#### [Data supplied]
## START

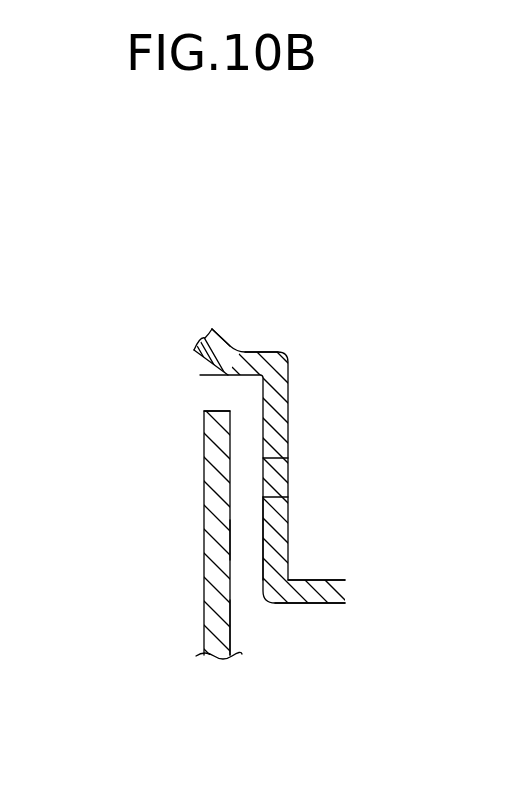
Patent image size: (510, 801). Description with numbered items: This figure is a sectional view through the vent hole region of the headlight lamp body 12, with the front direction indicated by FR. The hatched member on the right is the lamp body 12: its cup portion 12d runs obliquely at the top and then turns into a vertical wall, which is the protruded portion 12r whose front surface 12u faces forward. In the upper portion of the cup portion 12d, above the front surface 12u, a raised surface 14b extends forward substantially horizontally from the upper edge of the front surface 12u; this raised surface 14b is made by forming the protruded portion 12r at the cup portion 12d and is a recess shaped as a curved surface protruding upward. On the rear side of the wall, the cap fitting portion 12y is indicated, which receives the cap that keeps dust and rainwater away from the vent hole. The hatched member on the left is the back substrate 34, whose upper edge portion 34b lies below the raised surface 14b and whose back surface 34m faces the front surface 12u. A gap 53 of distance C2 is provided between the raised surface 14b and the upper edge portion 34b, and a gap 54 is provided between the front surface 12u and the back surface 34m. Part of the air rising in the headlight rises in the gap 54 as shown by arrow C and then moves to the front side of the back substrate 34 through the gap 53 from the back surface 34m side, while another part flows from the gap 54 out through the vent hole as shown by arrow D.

The lamp body 12 is at (262, 330).
The cup portion 12d is at (221, 337).
The raised surface 14b is at (288, 392).
The cap fitting portion 12y is at (289, 483).
The front surface 12u is at (258, 575).
The protruded portion 12r is at (313, 616).
The gap 53 is at (198, 375).
The back substrate 34 is at (196, 592).
The upper edge portion 34b is at (218, 408).
The back surface 34m is at (241, 654).
The gap 54 is at (218, 546).
The distance C2 is at (262, 376).
The arrow C is at (238, 440).
The arrow D is at (249, 523).
The front direction FR is at (118, 218).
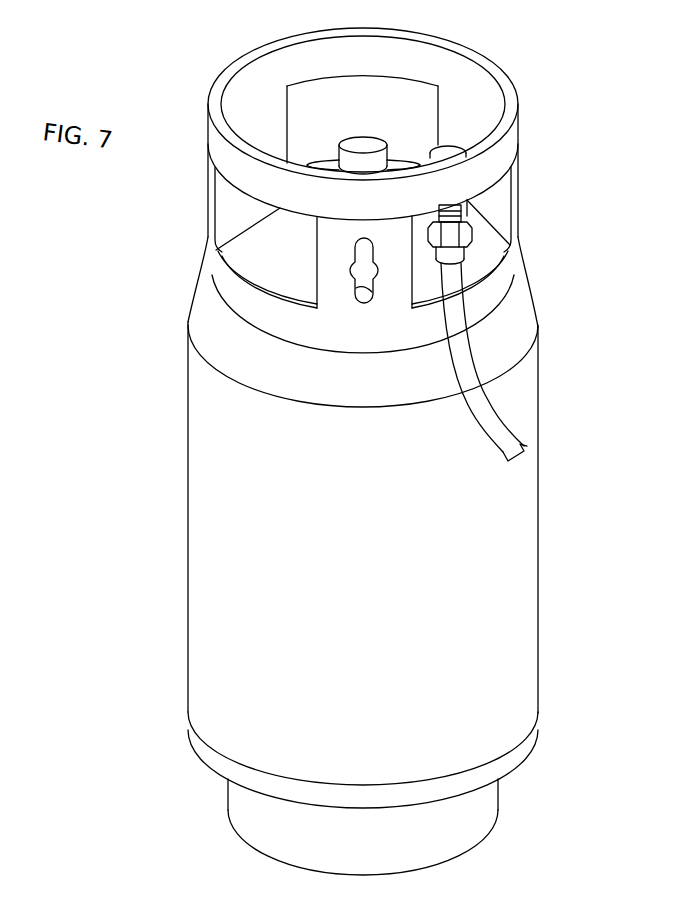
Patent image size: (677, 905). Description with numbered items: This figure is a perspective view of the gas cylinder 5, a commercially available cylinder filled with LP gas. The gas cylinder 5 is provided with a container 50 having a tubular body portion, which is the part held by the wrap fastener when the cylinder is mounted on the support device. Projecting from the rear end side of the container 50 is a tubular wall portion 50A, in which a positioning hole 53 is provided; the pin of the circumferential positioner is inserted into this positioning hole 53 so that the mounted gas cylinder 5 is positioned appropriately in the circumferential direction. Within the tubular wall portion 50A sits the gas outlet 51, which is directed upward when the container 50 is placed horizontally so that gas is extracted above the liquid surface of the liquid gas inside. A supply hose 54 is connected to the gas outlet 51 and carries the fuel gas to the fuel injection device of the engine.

The gas cylinder 5 is at (186, 447).
The container 50 is at (534, 580).
The tubular wall portion 50A is at (514, 85).
The gas outlet 51 is at (458, 238).
The positioning hole 53 is at (368, 303).
The supply hose 54 is at (482, 419).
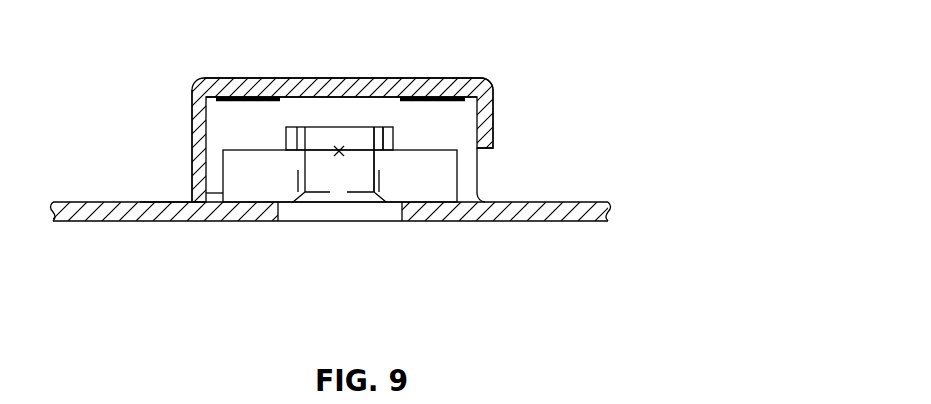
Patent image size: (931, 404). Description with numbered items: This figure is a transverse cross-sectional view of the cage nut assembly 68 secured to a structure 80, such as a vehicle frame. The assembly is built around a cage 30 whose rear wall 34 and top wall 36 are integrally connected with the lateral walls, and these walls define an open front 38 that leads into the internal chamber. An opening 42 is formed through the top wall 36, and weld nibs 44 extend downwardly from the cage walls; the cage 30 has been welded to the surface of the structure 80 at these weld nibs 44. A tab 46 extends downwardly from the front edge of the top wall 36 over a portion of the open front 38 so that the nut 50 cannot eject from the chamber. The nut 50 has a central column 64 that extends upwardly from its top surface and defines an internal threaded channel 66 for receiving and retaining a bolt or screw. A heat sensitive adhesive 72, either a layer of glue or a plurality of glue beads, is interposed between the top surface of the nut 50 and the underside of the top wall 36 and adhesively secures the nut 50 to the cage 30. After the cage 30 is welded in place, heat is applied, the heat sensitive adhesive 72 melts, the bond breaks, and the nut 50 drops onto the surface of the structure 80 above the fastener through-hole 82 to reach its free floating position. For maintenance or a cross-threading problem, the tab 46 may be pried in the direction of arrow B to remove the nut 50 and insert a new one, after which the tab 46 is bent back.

The cage 30 is at (186, 56).
The rear wall 34 is at (190, 140).
The top wall 36 is at (432, 78).
The open front 38 is at (248, 133).
The opening 42 is at (281, 97).
The weld nibs 44 is at (158, 204).
The tab 46 is at (495, 125).
The nut 50 is at (448, 182).
The central column 64 is at (387, 138).
The threaded channel 66 is at (355, 165).
The cage nut assembly 68 is at (517, 45).
The heat sensitive adhesive 72 is at (215, 105).
The structure 80 is at (68, 224).
The fastener through-hole 82 is at (376, 210).
The arrow B is at (652, 102).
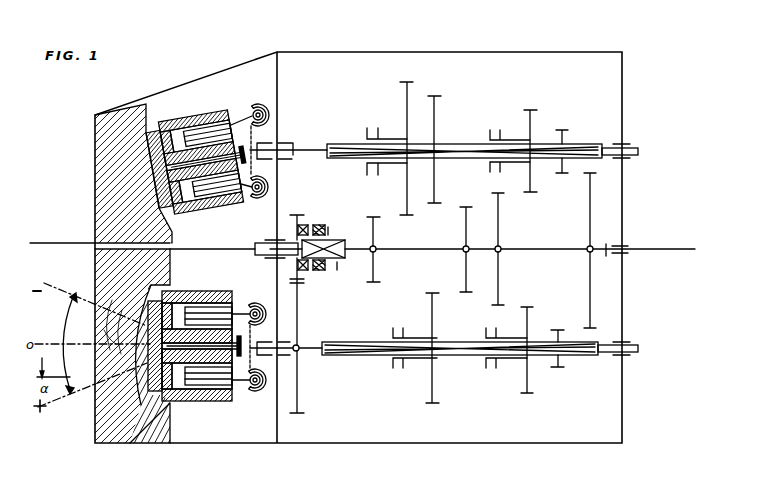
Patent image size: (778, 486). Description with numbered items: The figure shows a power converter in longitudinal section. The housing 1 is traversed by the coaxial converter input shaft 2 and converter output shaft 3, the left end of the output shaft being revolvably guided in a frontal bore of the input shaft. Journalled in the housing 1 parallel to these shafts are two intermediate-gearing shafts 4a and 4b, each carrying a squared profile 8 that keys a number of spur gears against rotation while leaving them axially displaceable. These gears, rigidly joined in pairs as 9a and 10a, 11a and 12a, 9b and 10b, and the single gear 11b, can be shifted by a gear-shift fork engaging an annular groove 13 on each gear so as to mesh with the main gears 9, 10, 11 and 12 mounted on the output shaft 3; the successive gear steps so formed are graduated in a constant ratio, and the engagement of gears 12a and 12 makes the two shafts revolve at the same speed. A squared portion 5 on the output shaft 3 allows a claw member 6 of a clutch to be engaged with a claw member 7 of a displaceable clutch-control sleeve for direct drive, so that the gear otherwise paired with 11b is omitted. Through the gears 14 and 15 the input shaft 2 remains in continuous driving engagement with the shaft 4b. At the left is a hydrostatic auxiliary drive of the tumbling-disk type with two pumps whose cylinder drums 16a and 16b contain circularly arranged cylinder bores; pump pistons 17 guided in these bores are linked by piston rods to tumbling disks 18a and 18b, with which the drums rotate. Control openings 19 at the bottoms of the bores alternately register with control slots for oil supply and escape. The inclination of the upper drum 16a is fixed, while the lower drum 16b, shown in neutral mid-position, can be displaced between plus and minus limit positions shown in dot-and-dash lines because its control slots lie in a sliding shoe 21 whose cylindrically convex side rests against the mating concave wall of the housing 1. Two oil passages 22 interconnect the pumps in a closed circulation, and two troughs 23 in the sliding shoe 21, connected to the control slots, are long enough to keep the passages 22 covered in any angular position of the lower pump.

The housing 1 is at (347, 52).
The converter input shaft 2 is at (47, 243).
The converter output shaft 3 is at (676, 244).
The intermediate-gearing shaft 4a is at (305, 148).
The intermediate-gearing shaft 4b is at (305, 352).
The squared portion 5 is at (323, 248).
The claw member 6 is at (316, 225).
The claw member 7 is at (314, 272).
The squared profile 8 is at (464, 146).
The main gear 9 is at (596, 195).
The spur gear 9a is at (559, 131).
The spur gear 9b is at (552, 368).
The main gear 10 is at (503, 222).
The spur gear 10a is at (528, 108).
The spur gear 10b is at (525, 394).
The main gear 11 is at (468, 263).
The spur gear 11a is at (434, 98).
The spur gear 11b is at (428, 400).
The main gear 12 is at (373, 270).
The spur gear 12a is at (404, 83).
The annular groove 13 is at (368, 127).
The gear 14 is at (298, 217).
The gear 15 is at (292, 413).
The cylinder drum 16a is at (200, 111).
The cylinder drum 16b is at (214, 400).
The pump piston 17 is at (190, 127).
The tumbling disk 18a is at (250, 137).
The tumbling disk 18b is at (257, 380).
The control opening 19 is at (158, 123).
The sliding shoe 21 is at (137, 440).
The oil passage 22 is at (99, 270).
The trough 23 is at (117, 441).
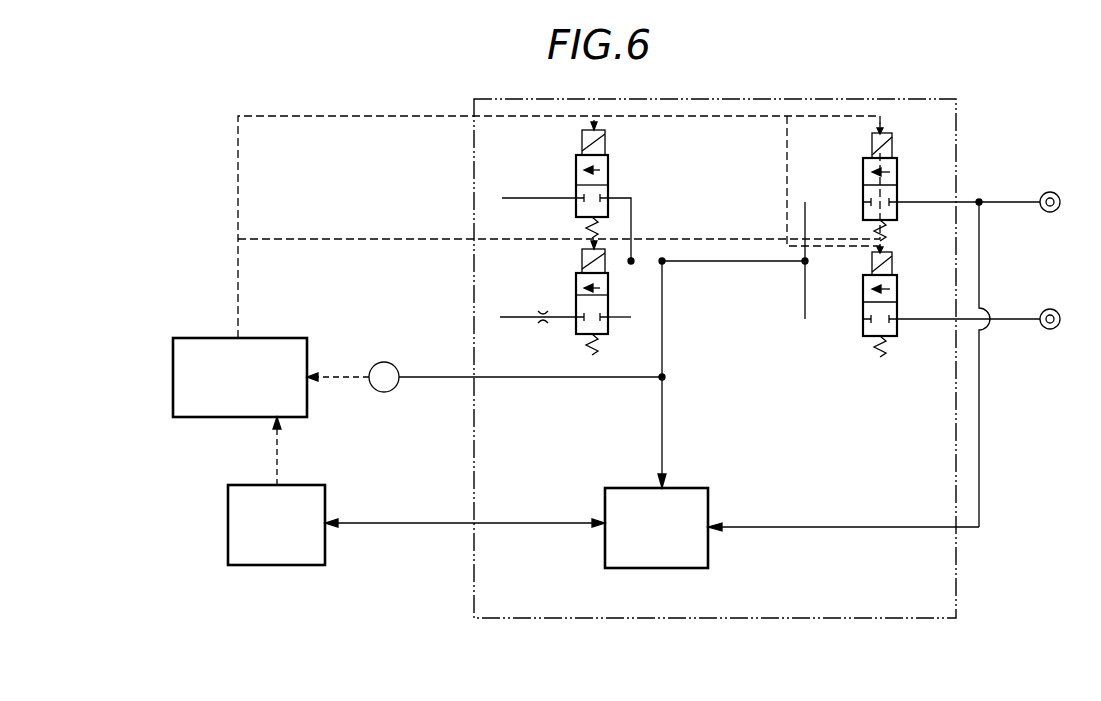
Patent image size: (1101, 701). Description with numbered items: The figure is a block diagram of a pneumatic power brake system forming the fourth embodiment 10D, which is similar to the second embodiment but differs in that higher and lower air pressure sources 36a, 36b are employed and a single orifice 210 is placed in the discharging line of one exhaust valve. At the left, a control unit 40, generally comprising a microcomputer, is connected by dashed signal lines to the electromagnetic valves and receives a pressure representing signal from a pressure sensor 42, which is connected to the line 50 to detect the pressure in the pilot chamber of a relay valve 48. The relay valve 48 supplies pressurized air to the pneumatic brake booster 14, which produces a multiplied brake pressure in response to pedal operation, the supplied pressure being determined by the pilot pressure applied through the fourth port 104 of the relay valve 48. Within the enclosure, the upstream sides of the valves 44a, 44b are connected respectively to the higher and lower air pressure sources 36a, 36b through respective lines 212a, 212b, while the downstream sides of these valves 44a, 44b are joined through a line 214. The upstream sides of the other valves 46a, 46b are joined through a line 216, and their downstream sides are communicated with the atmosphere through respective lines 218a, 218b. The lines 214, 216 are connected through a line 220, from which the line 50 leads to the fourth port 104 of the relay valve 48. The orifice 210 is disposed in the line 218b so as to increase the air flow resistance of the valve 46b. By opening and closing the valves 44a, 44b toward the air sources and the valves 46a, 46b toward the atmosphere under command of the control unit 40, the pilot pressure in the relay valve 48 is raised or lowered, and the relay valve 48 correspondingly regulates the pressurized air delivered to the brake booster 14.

The fourth embodiment pneumatic power brake system 10D is at (710, 655).
The pneumatic brake booster 14 is at (305, 567).
The control unit 40 is at (273, 337).
The pressure sensor 42 is at (394, 389).
The first electromagnetic valve 44a is at (897, 170).
The first electromagnetic valve 44b is at (897, 330).
The second electromagnetic valve 46a is at (608, 170).
The second electromagnetic valve 46b is at (610, 320).
The relay valve 48 is at (710, 498).
The line 50 is at (663, 325).
The fourth port 104 is at (665, 484).
The orifice 210 is at (543, 320).
The line 212a is at (934, 200).
The line 212b is at (930, 318).
The line 214 is at (804, 300).
The line 216 is at (632, 225).
The line 218a is at (524, 196).
The line 218b is at (520, 314).
The line 220 is at (717, 263).
The higher air pressure source 36a is at (1056, 212).
The lower air pressure source 36b is at (1052, 329).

## END

Reformat the part of the data that opens with the line containing "Patent image size: (931, 404)." and closes with the line containing "The cage nut assembly 68 is at (517, 45)." as a numbered list, including both of those lines and omitting blank lines.

#### [Answer to the exercise]
1. Patent image size: (931, 404). Description with numbered items: This figure is a transverse cross-sectional view of the cage nut assembly 68 secured to a structure 80, such as a vehicle frame. The assembly is built around a cage 30 whose rear wall 34 and top wall 36 are integrally connected with the lateral walls, and these walls define an open front 38 that leads into the internal chamber. An opening 42 is formed through the top wall 36, and weld nibs 44 extend downwardly from the cage walls; the cage 30 has been welded to the surface of the structure 80 at these weld nibs 44. A tab 46 extends downwardly from the front edge of the top wall 36 over a portion of the open front 38 so that the nut 50 cannot eject from the chamber. The nut 50 has a central column 64 that extends upwardly from its top surface and defines an internal threaded channel 66 for receiving and retaining a bolt or screw. A heat sensitive adhesive 72, either a layer of glue or a plurality of glue beads, is interposed between the top surface of the nut 50 and the underside of the top wall 36 and adhesively secures the nut 50 to the cage 30. After the cage 30 is welded in place, heat is applied, the heat sensitive adhesive 72 melts, the bond breaks, and the nut 50 drops onto the surface of the structure 80 above the fastener through-hole 82 to reach its free floating position. For maintenance or a cross-threading problem, the tab 46 may be pried in the direction of arrow B to remove the nut 50 and insert a new one, after which the tab 46 is bent back.
2. The cage 30 is at (186, 56).
3. The rear wall 34 is at (190, 140).
4. The top wall 36 is at (432, 78).
5. The open front 38 is at (248, 133).
6. The opening 42 is at (281, 97).
7. The weld nibs 44 is at (158, 204).
8. The tab 46 is at (495, 125).
9. The nut 50 is at (448, 182).
10. The central column 64 is at (387, 138).
11. The threaded channel 66 is at (355, 165).
12. The cage nut assembly 68 is at (517, 45).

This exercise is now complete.